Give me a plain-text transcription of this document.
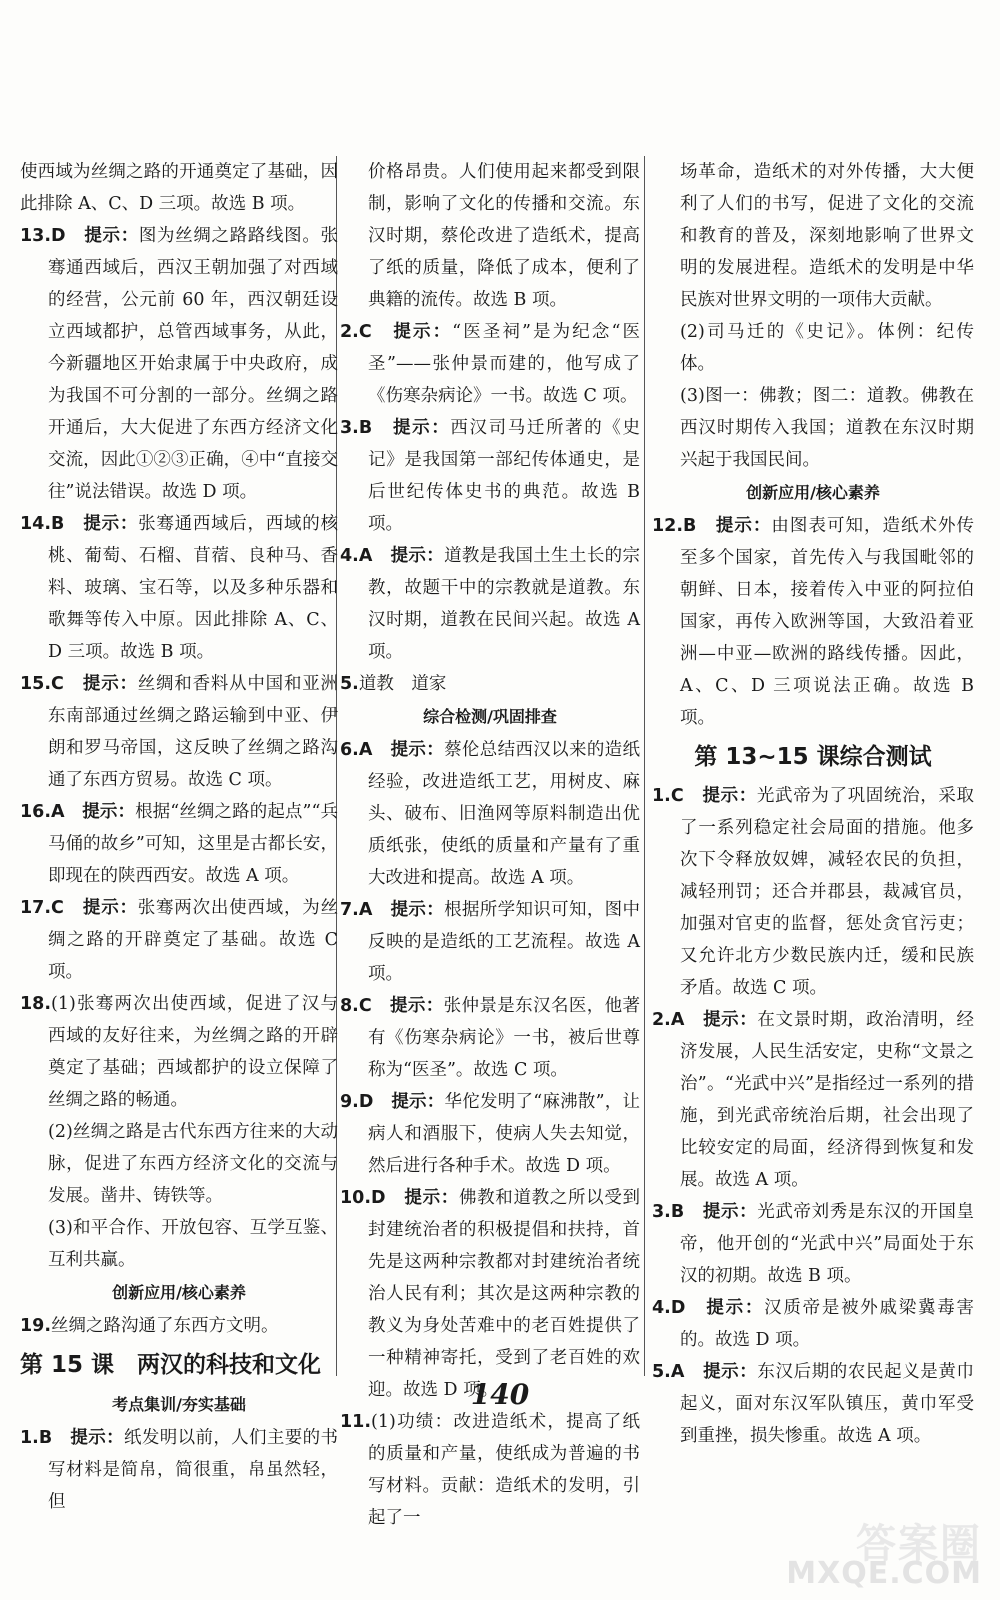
使西域为丝绸之路的开通奠定了基础，因此排除 A、C、D 三项。故选 B 项。

13.D　 提示：图为丝绸之路路线图。张骞通西域后，西汉王朝加强了对西域的经营，公元前 60 年，西汉朝廷设立西域都护，总管西域事务，从此，今新疆地区开始隶属于中央政府，成为我国不可分割的一部分。丝绸之路开通后，大大促进了东西方经济文化交流，因此①②③正确，④中“直接交往”说法错误。故选 D 项。

14.B　 提示：张骞通西域后，西域的核桃、葡萄、石榴、苜蓿、良种马、香料、玻璃、宝石等，以及多种乐器和歌舞等传入中原。因此排除 A、C、D 三项。故选 B 项。

15.C　 提示：丝绸和香料从中国和亚洲东南部通过丝绸之路运输到中亚、伊朗和罗马帝国，这反映了丝绸之路沟通了东西方贸易。故选 C 项。

16.A　 提示：根据“丝绸之路的起点”“兵马俑的故乡”可知，这里是古都长安，即现在的陕西西安。故选 A 项。

17.C　 提示：张骞两次出使西域，为丝绸之路的开辟奠定了基础。故选 C项。

18.(1)张骞两次出使西域，促进了汉与西域的友好往来，为丝绸之路的开辟奠定了基础；西域都护的设立保障了丝绸之路的畅通。

(2)丝绸之路是古代东西方往来的大动脉，促进了东西方经济文化的交流与发展。凿井、铸铁等。

(3)和平合作、开放包容、互学互鉴、互利共赢。

创新应用/核心素养

19.丝绸之路沟通了东西方文明。

第 15 课　两汉的科技和文化

考点集训/夯实基础

1.B　 提示：纸发明以前，人们主要的书写材料是简帛，简很重，帛虽然轻，但

价格昂贵。人们使用起来都受到限制，影响了文化的传播和交流。东汉时期，蔡伦改进了造纸术，提高了纸的质量，降低了成本，便利了典籍的流传。故选 B 项。

2.C　 提示：“医圣祠”是为纪念“医圣”——张仲景而建的，他写成了《伤寒杂病论》一书。故选 C 项。

3.B　 提示：西汉司马迁所著的《史记》是我国第一部纪传体通史，是后世纪传体史书的典范。故选 B 项。

4.A　 提示：道教是我国土生土长的宗教，故题干中的宗教就是道教。东汉时期，道教在民间兴起。故选 A 项。

5.道教　道家

综合检测/巩固排查

6.A　 提示：蔡伦总结西汉以来的造纸经验，改进造纸工艺，用树皮、麻头、破布、旧渔网等原料制造出优质纸张，使纸的质量和产量有了重大改进和提高。故选 A 项。

7.A　 提示：根据所学知识可知，图中反映的是造纸的工艺流程。故选 A 项。

8.C　 提示：张仲景是东汉名医，他著有《伤寒杂病论》一书，被后世尊称为“医圣”。故选 C 项。

9.D　 提示：华佗发明了“麻沸散”，让病人和酒服下，使病人失去知觉，然后进行各种手术。故选 D 项。

10.D　 提示：佛教和道教之所以受到封建统治者的积极提倡和扶持，首先是这两种宗教都对封建统治者统治人民有利；其次是这两种宗教的教义为身处苦难中的老百姓提供了一种精神寄托，受到了老百姓的欢迎。故选 D 项。

11.(1)功绩：改进造纸术，提高了纸的质量和产量，使纸成为普遍的书写材料。贡献：造纸术的发明，引起了一

场革命，造纸术的对外传播，大大便利了人们的书写，促进了文化的交流和教育的普及，深刻地影响了世界文明的发展进程。造纸术的发明是中华民族对世界文明的一项伟大贡献。

(2)司马迁的《史记》。体例：纪传体。

(3)图一：佛教；图二：道教。佛教在西汉时期传入我国；道教在东汉时期兴起于我国民间。

创新应用/核心素养

12.B　 提示：由图表可知，造纸术外传至多个国家，首先传入与我国毗邻的朝鲜、日本，接着传入中亚的阿拉伯国家，再传入欧洲等国，大致沿着亚洲—中亚—欧洲的路线传播。因此，A、C、D 三项说法正确。故选 B 项。

第 13~15 课综合测试

1.C　 提示：光武帝为了巩固统治，采取了一系列稳定社会局面的措施。他多次下令释放奴婢，减轻农民的负担，减轻刑罚；还合并郡县，裁减官员，加强对官吏的监督，惩处贪官污吏；又允许北方少数民族内迁，缓和民族矛盾。故选 C 项。

2.A　 提示：在文景时期，政治清明，经济发展，人民生活安定，史称“文景之治”。“光武中兴”是指经过一系列的措施，到光武帝统治后期，社会出现了比较安定的局面，经济得到恢复和发展。故选 A 项。

3.B　 提示：光武帝刘秀是东汉的开国皇帝，他开创的“光武中兴”局面处于东汉的初期。故选 B 项。

4.D　 提示：汉质帝是被外戚梁冀毒害的。故选 D 项。

5.A　 提示：东汉后期的农民起义是黄巾起义，面对东汉军队镇压，黄巾军受到重挫，损失惨重。故选 A 项。

140
答案圈
MXQE.COM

> What you need to do
Reproduce every line from the entries that holds the word "因此排除".

> Output
使西域为丝绸之路的开通奠定了基础，因此排除 A、C、D 三项。故选 B 项。
14.B　 提示：张骞通西域后，西域的核桃、葡萄、石榴、苜蓿、良种马、香料、玻璃、宝石等，以及多种乐器和歌舞等传入中原。因此排除 A、C、D 三项。故选 B 项。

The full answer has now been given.